▸ The problem: Print the records below exactly as they appear.

▸ Data supplied:
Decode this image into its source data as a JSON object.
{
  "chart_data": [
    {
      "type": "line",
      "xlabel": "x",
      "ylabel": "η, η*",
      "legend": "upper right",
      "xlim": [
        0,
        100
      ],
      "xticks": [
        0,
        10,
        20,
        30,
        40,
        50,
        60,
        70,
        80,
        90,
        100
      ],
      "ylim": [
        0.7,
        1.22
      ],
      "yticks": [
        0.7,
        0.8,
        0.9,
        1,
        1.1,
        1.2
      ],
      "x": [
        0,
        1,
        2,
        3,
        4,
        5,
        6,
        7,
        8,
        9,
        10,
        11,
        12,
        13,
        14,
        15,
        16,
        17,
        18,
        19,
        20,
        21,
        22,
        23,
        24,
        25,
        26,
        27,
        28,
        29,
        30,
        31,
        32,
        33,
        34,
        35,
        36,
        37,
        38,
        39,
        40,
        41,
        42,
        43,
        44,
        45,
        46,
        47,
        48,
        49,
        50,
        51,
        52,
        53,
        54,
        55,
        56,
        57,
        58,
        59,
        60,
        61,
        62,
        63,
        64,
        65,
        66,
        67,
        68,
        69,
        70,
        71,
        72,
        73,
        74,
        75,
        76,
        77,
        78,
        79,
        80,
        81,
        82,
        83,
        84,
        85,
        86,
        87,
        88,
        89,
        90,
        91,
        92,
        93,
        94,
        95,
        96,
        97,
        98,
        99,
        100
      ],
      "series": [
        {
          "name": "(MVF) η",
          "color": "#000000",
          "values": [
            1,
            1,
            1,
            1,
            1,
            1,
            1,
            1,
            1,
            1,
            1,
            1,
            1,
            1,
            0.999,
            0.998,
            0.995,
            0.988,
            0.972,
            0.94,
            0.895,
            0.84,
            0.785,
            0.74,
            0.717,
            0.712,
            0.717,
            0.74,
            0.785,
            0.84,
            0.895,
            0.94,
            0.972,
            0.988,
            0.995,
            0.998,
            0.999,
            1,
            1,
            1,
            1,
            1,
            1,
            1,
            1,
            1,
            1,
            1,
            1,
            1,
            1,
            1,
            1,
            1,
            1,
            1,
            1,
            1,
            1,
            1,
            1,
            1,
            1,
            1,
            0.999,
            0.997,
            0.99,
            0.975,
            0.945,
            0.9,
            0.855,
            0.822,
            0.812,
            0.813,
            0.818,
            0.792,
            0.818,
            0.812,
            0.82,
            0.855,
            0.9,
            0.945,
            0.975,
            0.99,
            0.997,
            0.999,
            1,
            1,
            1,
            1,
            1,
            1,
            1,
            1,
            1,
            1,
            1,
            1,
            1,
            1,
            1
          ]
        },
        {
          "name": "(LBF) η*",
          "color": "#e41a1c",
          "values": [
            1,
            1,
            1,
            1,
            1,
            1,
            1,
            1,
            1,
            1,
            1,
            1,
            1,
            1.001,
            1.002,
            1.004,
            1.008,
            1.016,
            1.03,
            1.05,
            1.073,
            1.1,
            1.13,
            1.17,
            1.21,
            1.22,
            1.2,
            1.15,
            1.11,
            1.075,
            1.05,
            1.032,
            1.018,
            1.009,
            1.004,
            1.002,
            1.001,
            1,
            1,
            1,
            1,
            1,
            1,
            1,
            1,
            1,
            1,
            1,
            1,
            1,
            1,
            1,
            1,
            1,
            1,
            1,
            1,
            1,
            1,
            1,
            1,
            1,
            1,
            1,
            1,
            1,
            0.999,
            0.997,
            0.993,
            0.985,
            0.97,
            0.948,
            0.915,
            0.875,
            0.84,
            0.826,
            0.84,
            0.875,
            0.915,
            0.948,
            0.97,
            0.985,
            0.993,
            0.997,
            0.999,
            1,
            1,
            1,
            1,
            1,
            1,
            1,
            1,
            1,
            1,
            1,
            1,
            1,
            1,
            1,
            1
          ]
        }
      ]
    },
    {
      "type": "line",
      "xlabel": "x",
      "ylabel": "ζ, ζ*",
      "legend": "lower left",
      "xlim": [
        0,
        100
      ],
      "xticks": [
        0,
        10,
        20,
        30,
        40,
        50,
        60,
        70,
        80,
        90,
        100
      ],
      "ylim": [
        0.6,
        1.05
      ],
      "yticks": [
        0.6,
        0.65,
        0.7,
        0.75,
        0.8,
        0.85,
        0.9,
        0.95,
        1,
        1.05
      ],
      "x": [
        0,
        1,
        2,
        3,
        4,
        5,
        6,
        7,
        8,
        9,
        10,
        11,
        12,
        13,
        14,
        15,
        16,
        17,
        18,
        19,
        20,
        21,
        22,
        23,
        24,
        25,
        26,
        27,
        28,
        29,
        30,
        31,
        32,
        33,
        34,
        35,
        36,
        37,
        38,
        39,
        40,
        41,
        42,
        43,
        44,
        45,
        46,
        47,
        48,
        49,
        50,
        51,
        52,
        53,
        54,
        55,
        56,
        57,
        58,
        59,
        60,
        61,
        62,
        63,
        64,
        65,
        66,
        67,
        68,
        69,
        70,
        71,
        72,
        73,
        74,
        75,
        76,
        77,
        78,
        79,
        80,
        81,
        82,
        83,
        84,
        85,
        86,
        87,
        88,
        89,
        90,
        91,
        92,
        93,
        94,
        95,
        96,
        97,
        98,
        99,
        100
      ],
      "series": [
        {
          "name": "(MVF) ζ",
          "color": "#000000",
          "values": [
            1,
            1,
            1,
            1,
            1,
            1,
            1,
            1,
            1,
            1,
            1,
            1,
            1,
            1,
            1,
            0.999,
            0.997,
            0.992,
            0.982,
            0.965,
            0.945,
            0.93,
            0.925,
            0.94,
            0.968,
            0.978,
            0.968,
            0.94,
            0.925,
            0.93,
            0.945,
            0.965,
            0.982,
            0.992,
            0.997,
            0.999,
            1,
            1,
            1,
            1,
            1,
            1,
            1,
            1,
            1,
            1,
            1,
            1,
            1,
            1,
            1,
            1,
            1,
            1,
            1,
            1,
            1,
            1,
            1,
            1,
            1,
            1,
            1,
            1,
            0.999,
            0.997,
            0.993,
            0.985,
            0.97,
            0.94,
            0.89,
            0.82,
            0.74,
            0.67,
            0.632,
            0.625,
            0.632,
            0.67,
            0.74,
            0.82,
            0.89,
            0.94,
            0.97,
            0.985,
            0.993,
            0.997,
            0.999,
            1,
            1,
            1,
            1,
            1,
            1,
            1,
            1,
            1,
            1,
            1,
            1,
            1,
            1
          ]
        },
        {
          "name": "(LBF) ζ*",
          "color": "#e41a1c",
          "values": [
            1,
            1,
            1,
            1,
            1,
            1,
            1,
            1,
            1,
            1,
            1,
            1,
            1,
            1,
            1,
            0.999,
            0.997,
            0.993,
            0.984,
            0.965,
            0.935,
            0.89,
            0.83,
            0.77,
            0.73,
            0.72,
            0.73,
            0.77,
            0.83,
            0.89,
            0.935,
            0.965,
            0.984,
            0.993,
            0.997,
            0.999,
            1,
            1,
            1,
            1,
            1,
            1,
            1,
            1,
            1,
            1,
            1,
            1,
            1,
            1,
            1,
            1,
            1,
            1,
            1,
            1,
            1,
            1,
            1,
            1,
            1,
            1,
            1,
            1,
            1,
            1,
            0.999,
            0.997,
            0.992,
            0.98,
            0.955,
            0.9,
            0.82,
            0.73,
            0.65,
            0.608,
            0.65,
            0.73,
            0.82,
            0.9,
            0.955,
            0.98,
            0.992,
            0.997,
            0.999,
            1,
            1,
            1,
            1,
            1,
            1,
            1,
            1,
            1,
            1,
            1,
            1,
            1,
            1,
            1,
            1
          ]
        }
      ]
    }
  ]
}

▸ Task response:
Decode this image into its source data as a JSON object.
{
  "chart_data": [
    {
      "type": "line",
      "xlabel": "x",
      "ylabel": "η, η*",
      "legend": "upper right",
      "xlim": [
        0,
        100
      ],
      "xticks": [
        0,
        10,
        20,
        30,
        40,
        50,
        60,
        70,
        80,
        90,
        100
      ],
      "ylim": [
        0.7,
        1.22
      ],
      "yticks": [
        0.7,
        0.8,
        0.9,
        1,
        1.1,
        1.2
      ],
      "x": [
        0,
        1,
        2,
        3,
        4,
        5,
        6,
        7,
        8,
        9,
        10,
        11,
        12,
        13,
        14,
        15,
        16,
        17,
        18,
        19,
        20,
        21,
        22,
        23,
        24,
        25,
        26,
        27,
        28,
        29,
        30,
        31,
        32,
        33,
        34,
        35,
        36,
        37,
        38,
        39,
        40,
        41,
        42,
        43,
        44,
        45,
        46,
        47,
        48,
        49,
        50,
        51,
        52,
        53,
        54,
        55,
        56,
        57,
        58,
        59,
        60,
        61,
        62,
        63,
        64,
        65,
        66,
        67,
        68,
        69,
        70,
        71,
        72,
        73,
        74,
        75,
        76,
        77,
        78,
        79,
        80,
        81,
        82,
        83,
        84,
        85,
        86,
        87,
        88,
        89,
        90,
        91,
        92,
        93,
        94,
        95,
        96,
        97,
        98,
        99,
        100
      ],
      "series": [
        {
          "name": "(MVF) η",
          "color": "#000000",
          "values": [
            1,
            1,
            1,
            1,
            1,
            1,
            1,
            1,
            1,
            1,
            1,
            1,
            1,
            1,
            0.999,
            0.998,
            0.995,
            0.988,
            0.972,
            0.94,
            0.895,
            0.84,
            0.785,
            0.74,
            0.717,
            0.712,
            0.717,
            0.74,
            0.785,
            0.84,
            0.895,
            0.94,
            0.972,
            0.988,
            0.995,
            0.998,
            0.999,
            1,
            1,
            1,
            1,
            1,
            1,
            1,
            1,
            1,
            1,
            1,
            1,
            1,
            1,
            1,
            1,
            1,
            1,
            1,
            1,
            1,
            1,
            1,
            1,
            1,
            1,
            1,
            0.999,
            0.997,
            0.99,
            0.975,
            0.945,
            0.9,
            0.855,
            0.822,
            0.812,
            0.813,
            0.818,
            0.792,
            0.818,
            0.812,
            0.82,
            0.855,
            0.9,
            0.945,
            0.975,
            0.99,
            0.997,
            0.999,
            1,
            1,
            1,
            1,
            1,
            1,
            1,
            1,
            1,
            1,
            1,
            1,
            1,
            1,
            1
          ]
        },
        {
          "name": "(LBF) η*",
          "color": "#e41a1c",
          "values": [
            1,
            1,
            1,
            1,
            1,
            1,
            1,
            1,
            1,
            1,
            1,
            1,
            1,
            1.001,
            1.002,
            1.004,
            1.008,
            1.016,
            1.03,
            1.05,
            1.073,
            1.1,
            1.13,
            1.17,
            1.21,
            1.22,
            1.2,
            1.15,
            1.11,
            1.075,
            1.05,
            1.032,
            1.018,
            1.009,
            1.004,
            1.002,
            1.001,
            1,
            1,
            1,
            1,
            1,
            1,
            1,
            1,
            1,
            1,
            1,
            1,
            1,
            1,
            1,
            1,
            1,
            1,
            1,
            1,
            1,
            1,
            1,
            1,
            1,
            1,
            1,
            1,
            1,
            0.999,
            0.997,
            0.993,
            0.985,
            0.97,
            0.948,
            0.915,
            0.875,
            0.84,
            0.826,
            0.84,
            0.875,
            0.915,
            0.948,
            0.97,
            0.985,
            0.993,
            0.997,
            0.999,
            1,
            1,
            1,
            1,
            1,
            1,
            1,
            1,
            1,
            1,
            1,
            1,
            1,
            1,
            1,
            1
          ]
        }
      ]
    },
    {
      "type": "line",
      "xlabel": "x",
      "ylabel": "ζ, ζ*",
      "legend": "lower left",
      "xlim": [
        0,
        100
      ],
      "xticks": [
        0,
        10,
        20,
        30,
        40,
        50,
        60,
        70,
        80,
        90,
        100
      ],
      "ylim": [
        0.6,
        1.05
      ],
      "yticks": [
        0.6,
        0.65,
        0.7,
        0.75,
        0.8,
        0.85,
        0.9,
        0.95,
        1,
        1.05
      ],
      "x": [
        0,
        1,
        2,
        3,
        4,
        5,
        6,
        7,
        8,
        9,
        10,
        11,
        12,
        13,
        14,
        15,
        16,
        17,
        18,
        19,
        20,
        21,
        22,
        23,
        24,
        25,
        26,
        27,
        28,
        29,
        30,
        31,
        32,
        33,
        34,
        35,
        36,
        37,
        38,
        39,
        40,
        41,
        42,
        43,
        44,
        45,
        46,
        47,
        48,
        49,
        50,
        51,
        52,
        53,
        54,
        55,
        56,
        57,
        58,
        59,
        60,
        61,
        62,
        63,
        64,
        65,
        66,
        67,
        68,
        69,
        70,
        71,
        72,
        73,
        74,
        75,
        76,
        77,
        78,
        79,
        80,
        81,
        82,
        83,
        84,
        85,
        86,
        87,
        88,
        89,
        90,
        91,
        92,
        93,
        94,
        95,
        96,
        97,
        98,
        99,
        100
      ],
      "series": [
        {
          "name": "(MVF) ζ",
          "color": "#000000",
          "values": [
            1,
            1,
            1,
            1,
            1,
            1,
            1,
            1,
            1,
            1,
            1,
            1,
            1,
            1,
            1,
            0.999,
            0.997,
            0.992,
            0.982,
            0.965,
            0.945,
            0.93,
            0.925,
            0.94,
            0.968,
            0.978,
            0.968,
            0.94,
            0.925,
            0.93,
            0.945,
            0.965,
            0.982,
            0.992,
            0.997,
            0.999,
            1,
            1,
            1,
            1,
            1,
            1,
            1,
            1,
            1,
            1,
            1,
            1,
            1,
            1,
            1,
            1,
            1,
            1,
            1,
            1,
            1,
            1,
            1,
            1,
            1,
            1,
            1,
            1,
            0.999,
            0.997,
            0.993,
            0.985,
            0.97,
            0.94,
            0.89,
            0.82,
            0.74,
            0.67,
            0.632,
            0.625,
            0.632,
            0.67,
            0.74,
            0.82,
            0.89,
            0.94,
            0.97,
            0.985,
            0.993,
            0.997,
            0.999,
            1,
            1,
            1,
            1,
            1,
            1,
            1,
            1,
            1,
            1,
            1,
            1,
            1,
            1
          ]
        },
        {
          "name": "(LBF) ζ*",
          "color": "#e41a1c",
          "values": [
            1,
            1,
            1,
            1,
            1,
            1,
            1,
            1,
            1,
            1,
            1,
            1,
            1,
            1,
            1,
            0.999,
            0.997,
            0.993,
            0.984,
            0.965,
            0.935,
            0.89,
            0.83,
            0.77,
            0.73,
            0.72,
            0.73,
            0.77,
            0.83,
            0.89,
            0.935,
            0.965,
            0.984,
            0.993,
            0.997,
            0.999,
            1,
            1,
            1,
            1,
            1,
            1,
            1,
            1,
            1,
            1,
            1,
            1,
            1,
            1,
            1,
            1,
            1,
            1,
            1,
            1,
            1,
            1,
            1,
            1,
            1,
            1,
            1,
            1,
            1,
            1,
            0.999,
            0.997,
            0.992,
            0.98,
            0.955,
            0.9,
            0.82,
            0.73,
            0.65,
            0.608,
            0.65,
            0.73,
            0.82,
            0.9,
            0.955,
            0.98,
            0.992,
            0.997,
            0.999,
            1,
            1,
            1,
            1,
            1,
            1,
            1,
            1,
            1,
            1,
            1,
            1,
            1,
            1,
            1,
            1
          ]
        }
      ]
    }
  ]
}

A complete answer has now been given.